* **Exercise description**
Omit the pictures, then write out every entry exactly as it reads.

* **Data entries for graphics**

========

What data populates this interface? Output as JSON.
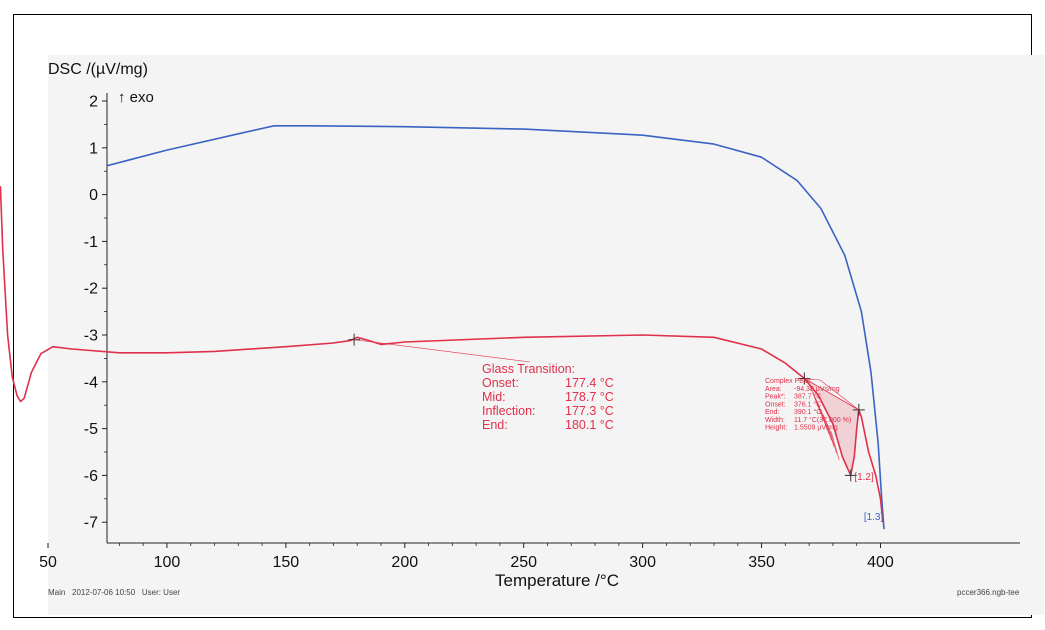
{
  "chart_data": {
    "type": "line",
    "ylabel": "DSC /(µV/mg)",
    "y_direction": "↑ exo",
    "xlabel": "Temperature /°C",
    "xlim": [
      28,
      404
    ],
    "ylim": [
      -7.45,
      2.05
    ],
    "xticks": [
      50,
      100,
      150,
      200,
      250,
      300,
      350,
      400
    ],
    "yticks": [
      2,
      1,
      0,
      -1,
      -2,
      -3,
      -4,
      -5,
      -6,
      -7
    ],
    "grid": false,
    "colors": {
      "blue": "#3a63c4",
      "red": "#e0304a"
    },
    "series": [
      {
        "color": "blue",
        "points": [
          [
            75,
            0.62
          ],
          [
            100,
            0.95
          ],
          [
            130,
            1.3
          ],
          [
            145,
            1.47
          ],
          [
            160,
            1.47
          ],
          [
            200,
            1.45
          ],
          [
            250,
            1.4
          ],
          [
            300,
            1.27
          ],
          [
            330,
            1.08
          ],
          [
            350,
            0.8
          ],
          [
            365,
            0.3
          ],
          [
            375,
            -0.3
          ],
          [
            385,
            -1.3
          ],
          [
            392,
            -2.5
          ],
          [
            396,
            -3.8
          ],
          [
            399,
            -5.3
          ],
          [
            400.5,
            -6.5
          ],
          [
            401.5,
            -7.15
          ]
        ]
      },
      {
        "color": "red",
        "points": [
          [
            30,
            0.18
          ],
          [
            31,
            -1.2
          ],
          [
            33,
            -3.0
          ],
          [
            35,
            -3.9
          ],
          [
            37,
            -4.3
          ],
          [
            38.5,
            -4.42
          ],
          [
            40,
            -4.35
          ],
          [
            43,
            -3.8
          ],
          [
            47,
            -3.4
          ],
          [
            52,
            -3.25
          ],
          [
            60,
            -3.3
          ],
          [
            80,
            -3.38
          ],
          [
            100,
            -3.38
          ],
          [
            120,
            -3.35
          ],
          [
            150,
            -3.25
          ],
          [
            170,
            -3.17
          ],
          [
            177,
            -3.12
          ],
          [
            180,
            -3.05
          ],
          [
            185,
            -3.12
          ],
          [
            190,
            -3.2
          ],
          [
            200,
            -3.15
          ],
          [
            250,
            -3.05
          ],
          [
            300,
            -3.0
          ],
          [
            330,
            -3.05
          ],
          [
            350,
            -3.3
          ],
          [
            360,
            -3.6
          ],
          [
            368,
            -3.93
          ],
          [
            374,
            -4.3
          ],
          [
            380,
            -4.9
          ],
          [
            384,
            -5.6
          ],
          [
            387.5,
            -6.0
          ],
          [
            389,
            -5.6
          ],
          [
            390,
            -5.0
          ],
          [
            390.9,
            -4.6
          ],
          [
            392,
            -4.75
          ],
          [
            395,
            -5.5
          ],
          [
            398,
            -6.0
          ],
          [
            400,
            -6.5
          ],
          [
            401,
            -7.0
          ]
        ]
      }
    ],
    "glass_transition": {
      "marker_x": 178.7,
      "marker_y": -3.1,
      "title": "Glass Transition:",
      "rows": [
        {
          "label": "Onset:",
          "value": "177.4 °C"
        },
        {
          "label": "Mid:",
          "value": "178.7 °C"
        },
        {
          "label": "Inflection:",
          "value": "177.3 °C"
        },
        {
          "label": "End:",
          "value": "180.1 °C"
        }
      ]
    },
    "complex_peak": {
      "markers": [
        [
          368,
          -3.93
        ],
        [
          387.5,
          -6.0
        ],
        [
          390.9,
          -4.6
        ]
      ],
      "title": "Complex Peak:",
      "rows": [
        {
          "label": "Area:",
          "value": "-94.38 µVs/mg"
        },
        {
          "label": "Peak*:",
          "value": "387.7 °C"
        },
        {
          "label": "Onset:",
          "value": "376.1 °C"
        },
        {
          "label": "End:",
          "value": "390.1 °C"
        },
        {
          "label": "Width:",
          "value": "11.7 °C(37.000 %)"
        },
        {
          "label": "Height:",
          "value": "1.5509 µV/mg"
        }
      ]
    },
    "segment_labels": [
      {
        "text": "[1.2]",
        "x": 389,
        "y": -6.1,
        "color": "red"
      },
      {
        "text": "[1.3]",
        "x": 393,
        "y": -6.95,
        "color": "blue"
      }
    ]
  },
  "footer": {
    "left": "Main   2012-07-06 10:50   User: User",
    "right": "pccer366.ngb-tee"
  }
}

========

* **Final result**
What data populates this interface? Output as JSON.
{
  "chart_data": {
    "type": "line",
    "ylabel": "DSC /(µV/mg)",
    "y_direction": "↑ exo",
    "xlabel": "Temperature /°C",
    "xlim": [
      28,
      404
    ],
    "ylim": [
      -7.45,
      2.05
    ],
    "xticks": [
      50,
      100,
      150,
      200,
      250,
      300,
      350,
      400
    ],
    "yticks": [
      2,
      1,
      0,
      -1,
      -2,
      -3,
      -4,
      -5,
      -6,
      -7
    ],
    "grid": false,
    "colors": {
      "blue": "#3a63c4",
      "red": "#e0304a"
    },
    "series": [
      {
        "color": "blue",
        "points": [
          [
            75,
            0.62
          ],
          [
            100,
            0.95
          ],
          [
            130,
            1.3
          ],
          [
            145,
            1.47
          ],
          [
            160,
            1.47
          ],
          [
            200,
            1.45
          ],
          [
            250,
            1.4
          ],
          [
            300,
            1.27
          ],
          [
            330,
            1.08
          ],
          [
            350,
            0.8
          ],
          [
            365,
            0.3
          ],
          [
            375,
            -0.3
          ],
          [
            385,
            -1.3
          ],
          [
            392,
            -2.5
          ],
          [
            396,
            -3.8
          ],
          [
            399,
            -5.3
          ],
          [
            400.5,
            -6.5
          ],
          [
            401.5,
            -7.15
          ]
        ]
      },
      {
        "color": "red",
        "points": [
          [
            30,
            0.18
          ],
          [
            31,
            -1.2
          ],
          [
            33,
            -3.0
          ],
          [
            35,
            -3.9
          ],
          [
            37,
            -4.3
          ],
          [
            38.5,
            -4.42
          ],
          [
            40,
            -4.35
          ],
          [
            43,
            -3.8
          ],
          [
            47,
            -3.4
          ],
          [
            52,
            -3.25
          ],
          [
            60,
            -3.3
          ],
          [
            80,
            -3.38
          ],
          [
            100,
            -3.38
          ],
          [
            120,
            -3.35
          ],
          [
            150,
            -3.25
          ],
          [
            170,
            -3.17
          ],
          [
            177,
            -3.12
          ],
          [
            180,
            -3.05
          ],
          [
            185,
            -3.12
          ],
          [
            190,
            -3.2
          ],
          [
            200,
            -3.15
          ],
          [
            250,
            -3.05
          ],
          [
            300,
            -3.0
          ],
          [
            330,
            -3.05
          ],
          [
            350,
            -3.3
          ],
          [
            360,
            -3.6
          ],
          [
            368,
            -3.93
          ],
          [
            374,
            -4.3
          ],
          [
            380,
            -4.9
          ],
          [
            384,
            -5.6
          ],
          [
            387.5,
            -6.0
          ],
          [
            389,
            -5.6
          ],
          [
            390,
            -5.0
          ],
          [
            390.9,
            -4.6
          ],
          [
            392,
            -4.75
          ],
          [
            395,
            -5.5
          ],
          [
            398,
            -6.0
          ],
          [
            400,
            -6.5
          ],
          [
            401,
            -7.0
          ]
        ]
      }
    ],
    "glass_transition": {
      "marker_x": 178.7,
      "marker_y": -3.1,
      "title": "Glass Transition:",
      "rows": [
        {
          "label": "Onset:",
          "value": "177.4 °C"
        },
        {
          "label": "Mid:",
          "value": "178.7 °C"
        },
        {
          "label": "Inflection:",
          "value": "177.3 °C"
        },
        {
          "label": "End:",
          "value": "180.1 °C"
        }
      ]
    },
    "complex_peak": {
      "markers": [
        [
          368,
          -3.93
        ],
        [
          387.5,
          -6.0
        ],
        [
          390.9,
          -4.6
        ]
      ],
      "title": "Complex Peak:",
      "rows": [
        {
          "label": "Area:",
          "value": "-94.38 µVs/mg"
        },
        {
          "label": "Peak*:",
          "value": "387.7 °C"
        },
        {
          "label": "Onset:",
          "value": "376.1 °C"
        },
        {
          "label": "End:",
          "value": "390.1 °C"
        },
        {
          "label": "Width:",
          "value": "11.7 °C(37.000 %)"
        },
        {
          "label": "Height:",
          "value": "1.5509 µV/mg"
        }
      ]
    },
    "segment_labels": [
      {
        "text": "[1.2]",
        "x": 389,
        "y": -6.1,
        "color": "red"
      },
      {
        "text": "[1.3]",
        "x": 393,
        "y": -6.95,
        "color": "blue"
      }
    ]
  },
  "footer": {
    "left": "Main   2012-07-06 10:50   User: User",
    "right": "pccer366.ngb-tee"
  }
}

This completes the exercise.